>> begin Material supplied
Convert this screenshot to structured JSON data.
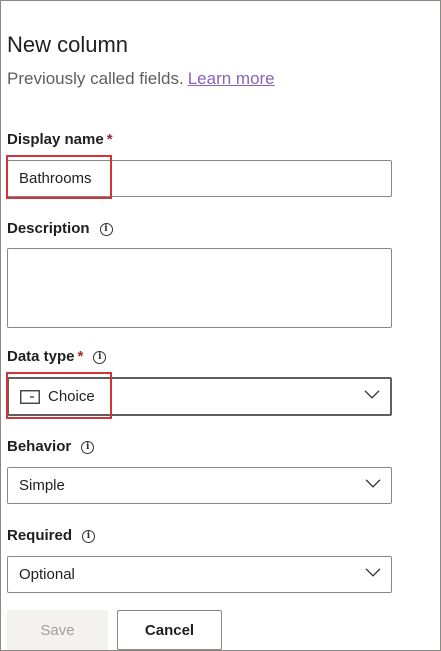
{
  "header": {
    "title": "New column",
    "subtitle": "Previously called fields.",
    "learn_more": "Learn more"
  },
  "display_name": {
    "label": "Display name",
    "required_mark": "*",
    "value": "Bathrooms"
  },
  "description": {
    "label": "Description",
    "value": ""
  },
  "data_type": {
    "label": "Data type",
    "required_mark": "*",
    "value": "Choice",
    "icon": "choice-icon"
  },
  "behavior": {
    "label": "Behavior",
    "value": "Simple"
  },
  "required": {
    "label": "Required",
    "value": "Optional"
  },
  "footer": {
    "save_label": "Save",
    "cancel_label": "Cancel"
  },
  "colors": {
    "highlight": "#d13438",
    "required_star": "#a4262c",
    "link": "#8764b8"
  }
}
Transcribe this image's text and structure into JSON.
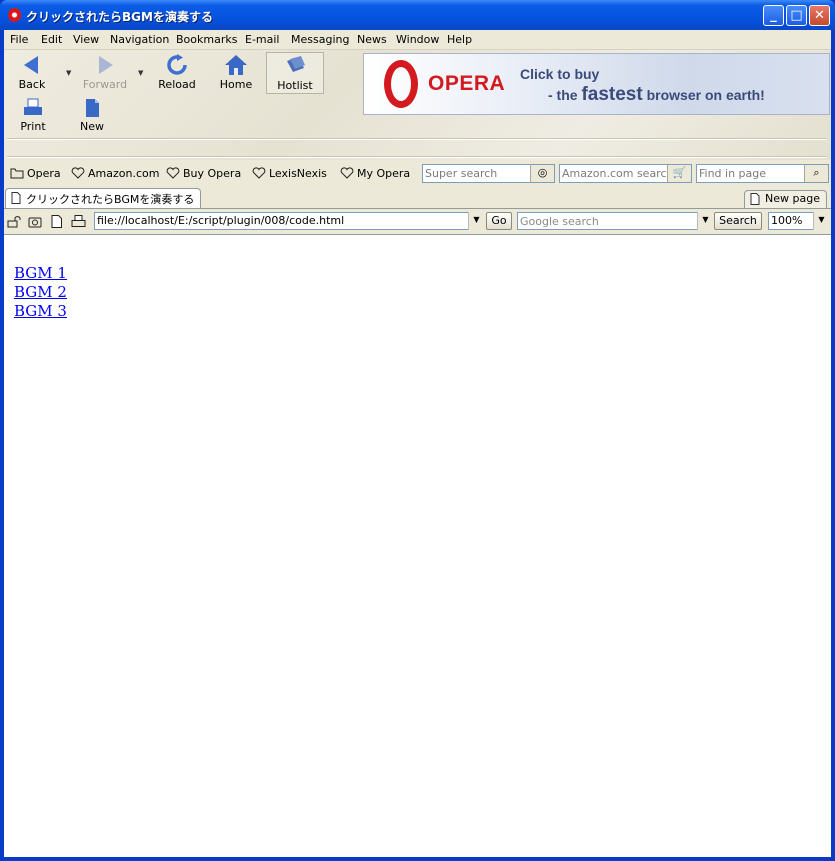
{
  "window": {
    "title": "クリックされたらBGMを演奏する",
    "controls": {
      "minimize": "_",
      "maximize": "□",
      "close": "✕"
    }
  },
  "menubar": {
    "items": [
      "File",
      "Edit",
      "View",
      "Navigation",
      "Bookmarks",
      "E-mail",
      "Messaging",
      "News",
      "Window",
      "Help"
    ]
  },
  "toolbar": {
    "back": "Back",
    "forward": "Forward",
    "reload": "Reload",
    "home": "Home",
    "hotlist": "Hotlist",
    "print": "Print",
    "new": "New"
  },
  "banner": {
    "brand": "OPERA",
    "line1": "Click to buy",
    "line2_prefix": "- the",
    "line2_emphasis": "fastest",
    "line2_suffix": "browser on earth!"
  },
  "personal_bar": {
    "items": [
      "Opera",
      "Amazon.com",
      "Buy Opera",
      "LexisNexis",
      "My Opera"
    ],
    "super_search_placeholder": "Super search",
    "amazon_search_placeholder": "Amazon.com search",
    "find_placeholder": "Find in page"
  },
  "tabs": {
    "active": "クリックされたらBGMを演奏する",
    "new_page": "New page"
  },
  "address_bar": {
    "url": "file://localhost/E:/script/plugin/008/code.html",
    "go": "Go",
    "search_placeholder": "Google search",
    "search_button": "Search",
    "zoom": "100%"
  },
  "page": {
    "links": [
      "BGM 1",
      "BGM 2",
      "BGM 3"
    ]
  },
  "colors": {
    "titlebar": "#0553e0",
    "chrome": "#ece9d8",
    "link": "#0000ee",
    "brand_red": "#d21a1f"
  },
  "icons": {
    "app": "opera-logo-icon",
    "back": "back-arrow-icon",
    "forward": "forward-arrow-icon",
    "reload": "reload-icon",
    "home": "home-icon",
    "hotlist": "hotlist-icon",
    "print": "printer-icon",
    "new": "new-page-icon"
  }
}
>> end Material supplied
>> begin Material supplied
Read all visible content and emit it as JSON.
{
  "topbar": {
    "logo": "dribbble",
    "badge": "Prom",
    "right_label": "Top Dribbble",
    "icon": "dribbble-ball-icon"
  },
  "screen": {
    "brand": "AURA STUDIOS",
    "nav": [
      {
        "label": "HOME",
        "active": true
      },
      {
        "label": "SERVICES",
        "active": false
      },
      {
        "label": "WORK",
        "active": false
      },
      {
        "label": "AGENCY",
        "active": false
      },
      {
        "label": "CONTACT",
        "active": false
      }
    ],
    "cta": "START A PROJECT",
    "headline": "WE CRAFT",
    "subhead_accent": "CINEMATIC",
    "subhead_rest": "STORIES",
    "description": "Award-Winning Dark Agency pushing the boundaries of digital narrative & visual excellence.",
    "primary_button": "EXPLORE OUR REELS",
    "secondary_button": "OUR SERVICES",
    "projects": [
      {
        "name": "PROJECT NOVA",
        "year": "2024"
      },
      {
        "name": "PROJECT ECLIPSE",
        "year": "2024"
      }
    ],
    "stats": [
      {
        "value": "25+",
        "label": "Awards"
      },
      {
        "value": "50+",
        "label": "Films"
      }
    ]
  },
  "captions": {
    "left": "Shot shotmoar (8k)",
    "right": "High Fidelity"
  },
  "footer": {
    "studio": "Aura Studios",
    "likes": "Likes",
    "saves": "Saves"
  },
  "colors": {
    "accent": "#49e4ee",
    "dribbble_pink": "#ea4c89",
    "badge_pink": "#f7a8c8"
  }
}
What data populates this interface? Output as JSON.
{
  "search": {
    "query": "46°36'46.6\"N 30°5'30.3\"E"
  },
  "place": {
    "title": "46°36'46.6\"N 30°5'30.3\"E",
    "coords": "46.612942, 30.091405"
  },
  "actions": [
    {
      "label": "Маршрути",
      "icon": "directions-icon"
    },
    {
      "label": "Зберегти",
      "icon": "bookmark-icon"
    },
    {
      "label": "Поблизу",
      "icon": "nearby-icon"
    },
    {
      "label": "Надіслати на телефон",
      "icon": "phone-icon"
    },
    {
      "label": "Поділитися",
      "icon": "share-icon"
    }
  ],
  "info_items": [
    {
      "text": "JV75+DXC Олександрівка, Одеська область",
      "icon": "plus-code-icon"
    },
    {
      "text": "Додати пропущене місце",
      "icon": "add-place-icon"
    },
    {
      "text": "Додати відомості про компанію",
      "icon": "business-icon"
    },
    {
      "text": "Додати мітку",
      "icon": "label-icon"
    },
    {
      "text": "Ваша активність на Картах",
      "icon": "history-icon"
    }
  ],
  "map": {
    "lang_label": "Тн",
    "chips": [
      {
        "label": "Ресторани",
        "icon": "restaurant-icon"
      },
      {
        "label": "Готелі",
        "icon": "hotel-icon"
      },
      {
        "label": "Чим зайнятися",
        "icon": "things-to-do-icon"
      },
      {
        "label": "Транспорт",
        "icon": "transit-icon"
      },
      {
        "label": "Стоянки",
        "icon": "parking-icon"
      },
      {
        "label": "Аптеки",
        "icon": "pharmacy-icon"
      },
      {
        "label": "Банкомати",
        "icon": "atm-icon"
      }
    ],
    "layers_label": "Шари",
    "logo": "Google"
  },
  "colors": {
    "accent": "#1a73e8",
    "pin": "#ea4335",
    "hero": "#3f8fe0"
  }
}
>> end Material supplied
→ **Problem statement**: Select from the material above each line in which the string "Amazon" appears, and list those lines.

→ **The result**:
      "Amazon.com",
    "amazon_search_placeholder": "Amazon.com search",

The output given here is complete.